## JOB
Below is a listing; copy all of it exactly.

________________________

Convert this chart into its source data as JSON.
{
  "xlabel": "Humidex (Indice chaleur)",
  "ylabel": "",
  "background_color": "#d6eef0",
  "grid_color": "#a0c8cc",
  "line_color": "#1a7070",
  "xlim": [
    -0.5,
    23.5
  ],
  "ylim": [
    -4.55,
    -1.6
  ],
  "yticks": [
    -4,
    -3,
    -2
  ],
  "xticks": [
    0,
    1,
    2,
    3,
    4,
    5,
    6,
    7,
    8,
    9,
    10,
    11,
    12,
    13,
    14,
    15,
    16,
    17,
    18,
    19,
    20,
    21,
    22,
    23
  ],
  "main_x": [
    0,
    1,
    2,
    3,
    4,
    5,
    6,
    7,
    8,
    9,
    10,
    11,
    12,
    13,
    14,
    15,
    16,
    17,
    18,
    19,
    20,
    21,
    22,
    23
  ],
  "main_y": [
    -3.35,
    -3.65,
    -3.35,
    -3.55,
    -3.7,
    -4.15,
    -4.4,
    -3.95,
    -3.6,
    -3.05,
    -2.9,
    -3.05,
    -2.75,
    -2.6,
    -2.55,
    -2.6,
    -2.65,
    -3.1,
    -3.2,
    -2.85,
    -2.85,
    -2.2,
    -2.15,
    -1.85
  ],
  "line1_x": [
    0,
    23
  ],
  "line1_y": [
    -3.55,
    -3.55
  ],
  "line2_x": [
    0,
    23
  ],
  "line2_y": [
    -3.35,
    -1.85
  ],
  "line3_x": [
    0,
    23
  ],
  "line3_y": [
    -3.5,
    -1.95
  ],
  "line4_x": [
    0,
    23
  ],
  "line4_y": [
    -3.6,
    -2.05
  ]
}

________________________

## WRITTEN SOLUTION
Convert this chart into its source data as JSON.
{
  "xlabel": "Humidex (Indice chaleur)",
  "ylabel": "",
  "background_color": "#d6eef0",
  "grid_color": "#a0c8cc",
  "line_color": "#1a7070",
  "xlim": [
    -0.5,
    23.5
  ],
  "ylim": [
    -4.55,
    -1.6
  ],
  "yticks": [
    -4,
    -3,
    -2
  ],
  "xticks": [
    0,
    1,
    2,
    3,
    4,
    5,
    6,
    7,
    8,
    9,
    10,
    11,
    12,
    13,
    14,
    15,
    16,
    17,
    18,
    19,
    20,
    21,
    22,
    23
  ],
  "main_x": [
    0,
    1,
    2,
    3,
    4,
    5,
    6,
    7,
    8,
    9,
    10,
    11,
    12,
    13,
    14,
    15,
    16,
    17,
    18,
    19,
    20,
    21,
    22,
    23
  ],
  "main_y": [
    -3.35,
    -3.65,
    -3.35,
    -3.55,
    -3.7,
    -4.15,
    -4.4,
    -3.95,
    -3.6,
    -3.05,
    -2.9,
    -3.05,
    -2.75,
    -2.6,
    -2.55,
    -2.6,
    -2.65,
    -3.1,
    -3.2,
    -2.85,
    -2.85,
    -2.2,
    -2.15,
    -1.85
  ],
  "line1_x": [
    0,
    23
  ],
  "line1_y": [
    -3.55,
    -3.55
  ],
  "line2_x": [
    0,
    23
  ],
  "line2_y": [
    -3.35,
    -1.85
  ],
  "line3_x": [
    0,
    23
  ],
  "line3_y": [
    -3.5,
    -1.95
  ],
  "line4_x": [
    0,
    23
  ],
  "line4_y": [
    -3.6,
    -2.05
  ]
}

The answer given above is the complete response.